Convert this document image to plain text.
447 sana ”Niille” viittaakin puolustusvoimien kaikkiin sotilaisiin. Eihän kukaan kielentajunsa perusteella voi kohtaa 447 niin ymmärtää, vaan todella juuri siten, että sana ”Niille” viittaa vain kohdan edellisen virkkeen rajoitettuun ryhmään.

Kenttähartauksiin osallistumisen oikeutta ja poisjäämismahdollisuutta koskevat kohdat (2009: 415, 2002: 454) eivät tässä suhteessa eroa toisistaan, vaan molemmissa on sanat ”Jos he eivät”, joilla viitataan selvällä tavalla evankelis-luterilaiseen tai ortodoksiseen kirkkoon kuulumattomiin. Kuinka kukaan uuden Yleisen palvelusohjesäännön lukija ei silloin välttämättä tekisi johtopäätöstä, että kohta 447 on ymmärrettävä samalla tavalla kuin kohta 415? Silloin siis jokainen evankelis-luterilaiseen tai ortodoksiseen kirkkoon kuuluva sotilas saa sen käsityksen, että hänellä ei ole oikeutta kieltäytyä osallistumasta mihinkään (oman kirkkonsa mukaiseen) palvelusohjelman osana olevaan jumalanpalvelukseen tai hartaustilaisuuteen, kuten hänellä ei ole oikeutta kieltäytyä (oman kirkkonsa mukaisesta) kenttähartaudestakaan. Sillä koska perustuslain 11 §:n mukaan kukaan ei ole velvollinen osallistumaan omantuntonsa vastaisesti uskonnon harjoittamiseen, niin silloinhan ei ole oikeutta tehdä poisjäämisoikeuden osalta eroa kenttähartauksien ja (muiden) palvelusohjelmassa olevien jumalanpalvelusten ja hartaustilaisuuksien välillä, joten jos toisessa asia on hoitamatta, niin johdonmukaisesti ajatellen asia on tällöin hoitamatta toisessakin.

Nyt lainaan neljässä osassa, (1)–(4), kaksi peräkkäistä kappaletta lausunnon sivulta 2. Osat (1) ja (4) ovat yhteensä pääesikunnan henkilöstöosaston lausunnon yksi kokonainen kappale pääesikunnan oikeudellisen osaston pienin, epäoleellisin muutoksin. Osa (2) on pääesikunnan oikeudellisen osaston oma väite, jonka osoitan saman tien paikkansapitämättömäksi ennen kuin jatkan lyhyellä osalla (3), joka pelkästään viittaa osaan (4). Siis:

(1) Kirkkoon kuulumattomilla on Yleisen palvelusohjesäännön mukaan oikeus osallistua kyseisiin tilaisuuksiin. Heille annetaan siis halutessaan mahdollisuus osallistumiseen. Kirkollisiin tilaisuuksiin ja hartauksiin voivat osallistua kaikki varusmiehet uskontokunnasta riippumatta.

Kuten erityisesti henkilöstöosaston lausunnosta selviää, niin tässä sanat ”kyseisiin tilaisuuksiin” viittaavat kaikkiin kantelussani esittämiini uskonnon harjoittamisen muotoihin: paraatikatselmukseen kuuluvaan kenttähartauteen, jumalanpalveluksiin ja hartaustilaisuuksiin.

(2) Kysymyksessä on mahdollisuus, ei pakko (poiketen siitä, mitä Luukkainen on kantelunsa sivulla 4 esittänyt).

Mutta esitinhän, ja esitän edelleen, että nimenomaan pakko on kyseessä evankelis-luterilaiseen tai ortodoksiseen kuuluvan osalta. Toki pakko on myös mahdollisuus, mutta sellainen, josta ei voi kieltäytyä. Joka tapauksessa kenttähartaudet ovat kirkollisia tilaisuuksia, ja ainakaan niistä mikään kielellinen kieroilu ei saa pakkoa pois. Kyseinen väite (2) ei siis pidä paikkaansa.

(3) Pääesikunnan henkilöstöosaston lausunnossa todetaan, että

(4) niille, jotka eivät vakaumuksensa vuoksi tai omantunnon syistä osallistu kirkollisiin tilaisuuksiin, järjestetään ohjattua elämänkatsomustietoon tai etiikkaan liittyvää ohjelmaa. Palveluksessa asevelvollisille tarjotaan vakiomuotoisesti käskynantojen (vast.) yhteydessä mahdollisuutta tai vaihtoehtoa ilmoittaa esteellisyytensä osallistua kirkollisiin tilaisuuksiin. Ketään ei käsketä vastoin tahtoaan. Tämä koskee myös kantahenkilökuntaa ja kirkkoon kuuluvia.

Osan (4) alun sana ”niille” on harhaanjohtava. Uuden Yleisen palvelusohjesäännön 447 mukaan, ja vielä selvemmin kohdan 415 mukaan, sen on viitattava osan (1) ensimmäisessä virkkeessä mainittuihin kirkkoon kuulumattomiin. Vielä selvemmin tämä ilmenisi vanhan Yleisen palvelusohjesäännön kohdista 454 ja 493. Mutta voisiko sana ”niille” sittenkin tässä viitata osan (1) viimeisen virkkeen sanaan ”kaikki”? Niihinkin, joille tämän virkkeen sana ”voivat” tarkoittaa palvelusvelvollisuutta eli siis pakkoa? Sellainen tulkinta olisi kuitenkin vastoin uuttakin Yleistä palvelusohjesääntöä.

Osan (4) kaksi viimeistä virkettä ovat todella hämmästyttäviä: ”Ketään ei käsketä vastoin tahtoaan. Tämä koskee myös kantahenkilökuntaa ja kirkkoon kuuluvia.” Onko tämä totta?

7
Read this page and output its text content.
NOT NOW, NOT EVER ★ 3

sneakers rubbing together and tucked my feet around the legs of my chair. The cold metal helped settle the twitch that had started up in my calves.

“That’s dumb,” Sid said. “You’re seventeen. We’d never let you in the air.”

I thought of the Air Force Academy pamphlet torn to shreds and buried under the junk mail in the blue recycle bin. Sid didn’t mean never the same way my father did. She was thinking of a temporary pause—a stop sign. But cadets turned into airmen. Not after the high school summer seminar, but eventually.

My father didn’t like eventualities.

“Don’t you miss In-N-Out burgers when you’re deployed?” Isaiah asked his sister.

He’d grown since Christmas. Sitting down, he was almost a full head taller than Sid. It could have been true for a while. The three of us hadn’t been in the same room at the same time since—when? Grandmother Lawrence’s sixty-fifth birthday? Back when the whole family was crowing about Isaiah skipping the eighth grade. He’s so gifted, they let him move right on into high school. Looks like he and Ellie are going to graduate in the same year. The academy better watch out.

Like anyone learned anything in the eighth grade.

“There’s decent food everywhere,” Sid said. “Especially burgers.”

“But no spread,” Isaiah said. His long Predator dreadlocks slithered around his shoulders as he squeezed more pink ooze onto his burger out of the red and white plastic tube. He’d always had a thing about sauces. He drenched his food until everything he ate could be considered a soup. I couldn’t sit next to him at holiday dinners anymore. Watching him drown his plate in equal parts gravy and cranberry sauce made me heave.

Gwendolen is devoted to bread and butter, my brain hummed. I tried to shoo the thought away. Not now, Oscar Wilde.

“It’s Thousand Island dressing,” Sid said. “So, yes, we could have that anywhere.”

################

> _TASK TO CARRY OUT_
Write out the full set of records exactly as given.

> _TASK RESPONSE_
Convert this document image to plain text.
447 sana ”Niille” viittaakin puolustusvoimien kaikkiin sotilaisiin. Eihän kukaan kielentajunsa perusteella voi kohtaa 447 niin ymmärtää, vaan todella juuri siten, että sana ”Niille” viittaa vain kohdan edellisen virkkeen rajoitettuun ryhmään.

Kenttähartauksiin osallistumisen oikeutta ja poisjäämismahdollisuutta koskevat kohdat (2009: 415, 2002: 454) eivät tässä suhteessa eroa toisistaan, vaan molemmissa on sanat ”Jos he eivät”, joilla viitataan selvällä tavalla evankelis-luterilaiseen tai ortodoksiseen kirkkoon kuulumattomiin. Kuinka kukaan uuden Yleisen palvelusohjesäännön lukija ei silloin välttämättä tekisi johtopäätöstä, että kohta 447 on ymmärrettävä samalla tavalla kuin kohta 415? Silloin siis jokainen evankelis-luterilaiseen tai ortodoksiseen kirkkoon kuuluva sotilas saa sen käsityksen, että hänellä ei ole oikeutta kieltäytyä osallistumasta mihinkään (oman kirkkonsa mukaiseen) palvelusohjelman osana olevaan jumalanpalvelukseen tai hartaustilaisuuteen, kuten hänellä ei ole oikeutta kieltäytyä (oman kirkkonsa mukaisesta) kenttähartaudestakaan. Sillä koska perustuslain 11 §:n mukaan kukaan ei ole velvollinen osallistumaan omantuntonsa vastaisesti uskonnon harjoittamiseen, niin silloinhan ei ole oikeutta tehdä poisjäämisoikeuden osalta eroa kenttähartauksien ja (muiden) palvelusohjelmassa olevien jumalanpalvelusten ja hartaustilaisuuksien välillä, joten jos toisessa asia on hoitamatta, niin johdonmukaisesti ajatellen asia on tällöin hoitamatta toisessakin.

Nyt lainaan neljässä osassa, (1)–(4), kaksi peräkkäistä kappaletta lausunnon sivulta 2. Osat (1) ja (4) ovat yhteensä pääesikunnan henkilöstöosaston lausunnon yksi kokonainen kappale pääesikunnan oikeudellisen osaston pienin, epäoleellisin muutoksin. Osa (2) on pääesikunnan oikeudellisen osaston oma väite, jonka osoitan saman tien paikkansapitämättömäksi ennen kuin jatkan lyhyellä osalla (3), joka pelkästään viittaa osaan (4). Siis:

(1) Kirkkoon kuulumattomilla on Yleisen palvelusohjesäännön mukaan oikeus osallistua kyseisiin tilaisuuksiin. Heille annetaan siis halutessaan mahdollisuus osallistumiseen. Kirkollisiin tilaisuuksiin ja hartauksiin voivat osallistua kaikki varusmiehet uskontokunnasta riippumatta.

Kuten erityisesti henkilöstöosaston lausunnosta selviää, niin tässä sanat ”kyseisiin tilaisuuksiin” viittaavat kaikkiin kantelussani esittämiini uskonnon harjoittamisen muotoihin: paraatikatselmukseen kuuluvaan kenttähartauteen, jumalanpalveluksiin ja hartaustilaisuuksiin.

(2) Kysymyksessä on mahdollisuus, ei pakko (poiketen siitä, mitä Luukkainen on kantelunsa sivulla 4 esittänyt).

Mutta esitinhän, ja esitän edelleen, että nimenomaan pakko on kyseessä evankelis-luterilaiseen tai ortodoksiseen kuuluvan osalta. Toki pakko on myös mahdollisuus, mutta sellainen, josta ei voi kieltäytyä. Joka tapauksessa kenttähartaudet ovat kirkollisia tilaisuuksia, ja ainakaan niistä mikään kielellinen kieroilu ei saa pakkoa pois. Kyseinen väite (2) ei siis pidä paikkaansa.

(3) Pääesikunnan henkilöstöosaston lausunnossa todetaan, että

(4) niille, jotka eivät vakaumuksensa vuoksi tai omantunnon syistä osallistu kirkollisiin tilaisuuksiin, järjestetään ohjattua elämänkatsomustietoon tai etiikkaan liittyvää ohjelmaa. Palveluksessa asevelvollisille tarjotaan vakiomuotoisesti käskynantojen (vast.) yhteydessä mahdollisuutta tai vaihtoehtoa ilmoittaa esteellisyytensä osallistua kirkollisiin tilaisuuksiin. Ketään ei käsketä vastoin tahtoaan. Tämä koskee myös kantahenkilökuntaa ja kirkkoon kuuluvia.

Osan (4) alun sana ”niille” on harhaanjohtava. Uuden Yleisen palvelusohjesäännön 447 mukaan, ja vielä selvemmin kohdan 415 mukaan, sen on viitattava osan (1) ensimmäisessä virkkeessä mainittuihin kirkkoon kuulumattomiin. Vielä selvemmin tämä ilmenisi vanhan Yleisen palvelusohjesäännön kohdista 454 ja 493. Mutta voisiko sana ”niille” sittenkin tässä viitata osan (1) viimeisen virkkeen sanaan ”kaikki”? Niihinkin, joille tämän virkkeen sana ”voivat” tarkoittaa palvelusvelvollisuutta eli siis pakkoa? Sellainen tulkinta olisi kuitenkin vastoin uuttakin Yleistä palvelusohjesääntöä.

Osan (4) kaksi viimeistä virkettä ovat todella hämmästyttäviä: ”Ketään ei käsketä vastoin tahtoaan. Tämä koskee myös kantahenkilökuntaa ja kirkkoon kuuluvia.” Onko tämä totta?

7
Read this page and output its text content.
NOT NOW, NOT EVER ★ 3

sneakers rubbing together and tucked my feet around the legs of my chair. The cold metal helped settle the twitch that had started up in my calves.

“That’s dumb,” Sid said. “You’re seventeen. We’d never let you in the air.”

I thought of the Air Force Academy pamphlet torn to shreds and buried under the junk mail in the blue recycle bin. Sid didn’t mean never the same way my father did. She was thinking of a temporary pause—a stop sign. But cadets turned into airmen. Not after the high school summer seminar, but eventually.

My father didn’t like eventualities.

“Don’t you miss In-N-Out burgers when you’re deployed?” Isaiah asked his sister.

He’d grown since Christmas. Sitting down, he was almost a full head taller than Sid. It could have been true for a while. The three of us hadn’t been in the same room at the same time since—when? Grandmother Lawrence’s sixty-fifth birthday? Back when the whole family was crowing about Isaiah skipping the eighth grade. He’s so gifted, they let him move right on into high school. Looks like he and Ellie are going to graduate in the same year. The academy better watch out.

Like anyone learned anything in the eighth grade.

“There’s decent food everywhere,” Sid said. “Especially burgers.”

“But no spread,” Isaiah said. His long Predator dreadlocks slithered around his shoulders as he squeezed more pink ooze onto his burger out of the red and white plastic tube. He’d always had a thing about sauces. He drenched his food until everything he ate could be considered a soup. I couldn’t sit next to him at holiday dinners anymore. Watching him drown his plate in equal parts gravy and cranberry sauce made me heave.

Gwendolen is devoted to bread and butter, my brain hummed. I tried to shoo the thought away. Not now, Oscar Wilde.

“It’s Thousand Island dressing,” Sid said. “So, yes, we could have that anywhere.”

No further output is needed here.